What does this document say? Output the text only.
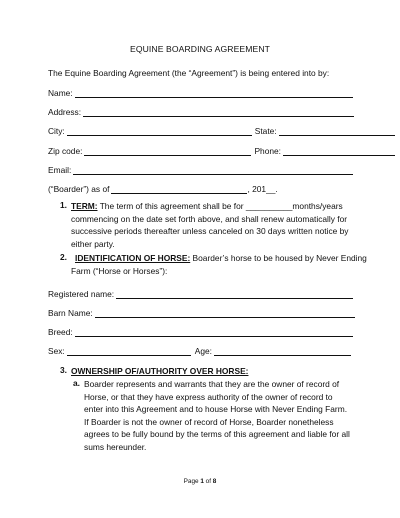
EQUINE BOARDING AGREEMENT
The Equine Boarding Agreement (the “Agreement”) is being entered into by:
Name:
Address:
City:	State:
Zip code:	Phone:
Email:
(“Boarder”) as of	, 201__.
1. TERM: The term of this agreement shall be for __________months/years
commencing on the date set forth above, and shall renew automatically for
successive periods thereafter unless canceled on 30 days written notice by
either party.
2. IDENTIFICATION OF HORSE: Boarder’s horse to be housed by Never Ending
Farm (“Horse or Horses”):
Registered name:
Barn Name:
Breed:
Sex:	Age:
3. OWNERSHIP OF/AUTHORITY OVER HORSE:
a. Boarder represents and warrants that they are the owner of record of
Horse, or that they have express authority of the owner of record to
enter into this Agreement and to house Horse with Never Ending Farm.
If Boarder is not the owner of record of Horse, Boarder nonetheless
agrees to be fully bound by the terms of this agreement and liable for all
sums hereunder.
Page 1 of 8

---+---

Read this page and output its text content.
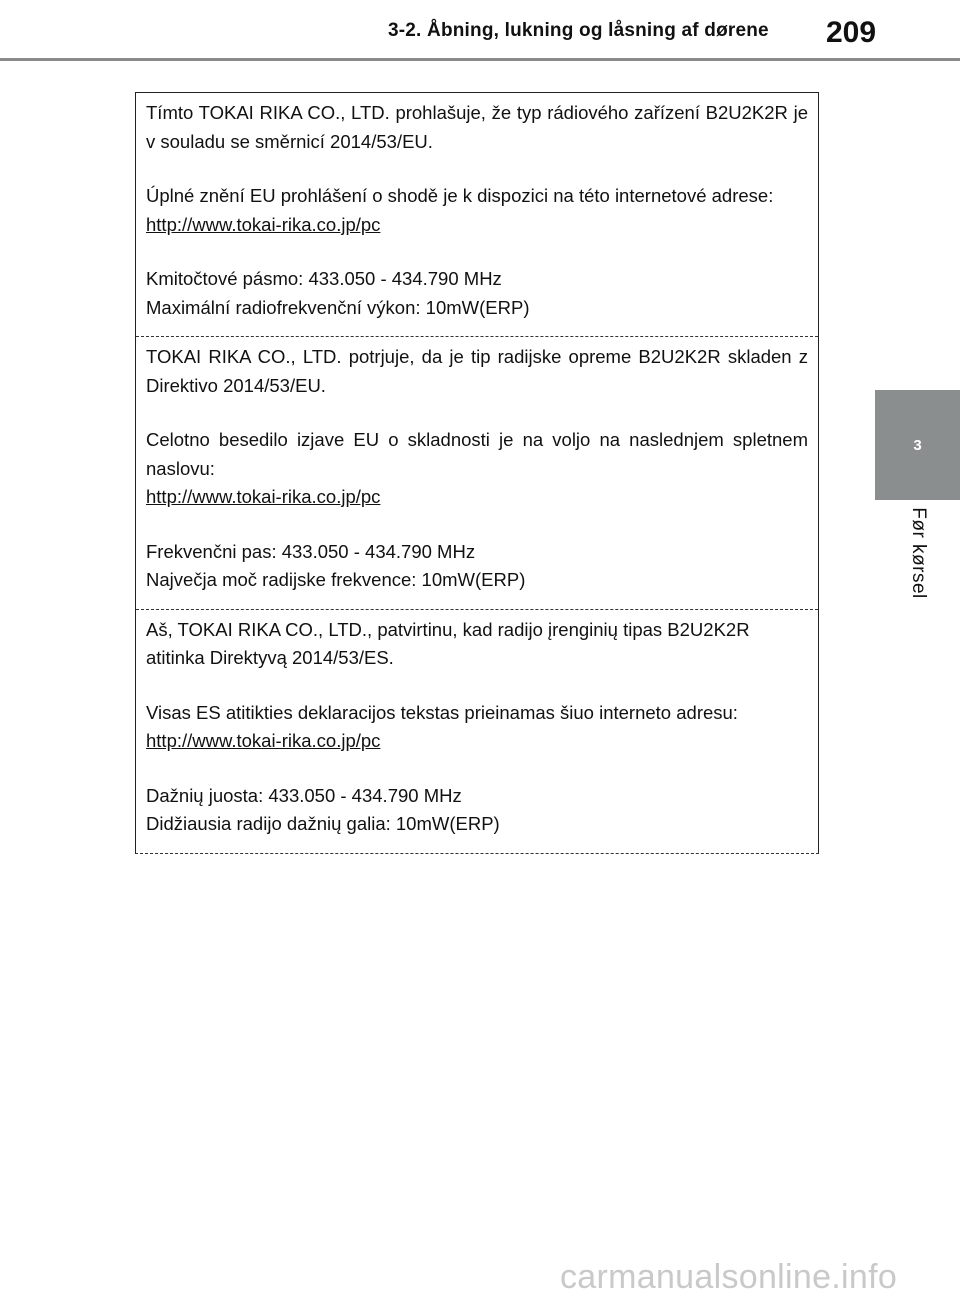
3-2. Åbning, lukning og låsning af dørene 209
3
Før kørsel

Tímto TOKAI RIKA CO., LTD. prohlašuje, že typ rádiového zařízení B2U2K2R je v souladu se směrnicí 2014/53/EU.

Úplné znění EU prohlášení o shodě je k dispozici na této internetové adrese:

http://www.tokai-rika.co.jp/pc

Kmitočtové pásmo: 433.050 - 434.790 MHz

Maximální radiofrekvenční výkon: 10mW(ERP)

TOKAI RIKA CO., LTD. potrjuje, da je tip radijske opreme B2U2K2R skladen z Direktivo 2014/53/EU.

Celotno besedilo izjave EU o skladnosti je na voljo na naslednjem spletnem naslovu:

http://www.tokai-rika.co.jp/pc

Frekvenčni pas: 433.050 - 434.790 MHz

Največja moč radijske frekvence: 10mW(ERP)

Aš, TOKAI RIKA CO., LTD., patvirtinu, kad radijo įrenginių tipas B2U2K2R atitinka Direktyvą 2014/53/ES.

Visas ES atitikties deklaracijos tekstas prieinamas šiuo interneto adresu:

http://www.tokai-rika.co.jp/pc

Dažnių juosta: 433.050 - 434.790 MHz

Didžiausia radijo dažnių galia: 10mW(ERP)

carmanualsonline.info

---+---

• [What the exercise asks] Your task is to gather every line with the word "they" and copy it.

• [Reply]
a. Boarder represents and warrants that they are the owner of record of
Horse, or that they have express authority of the owner of record to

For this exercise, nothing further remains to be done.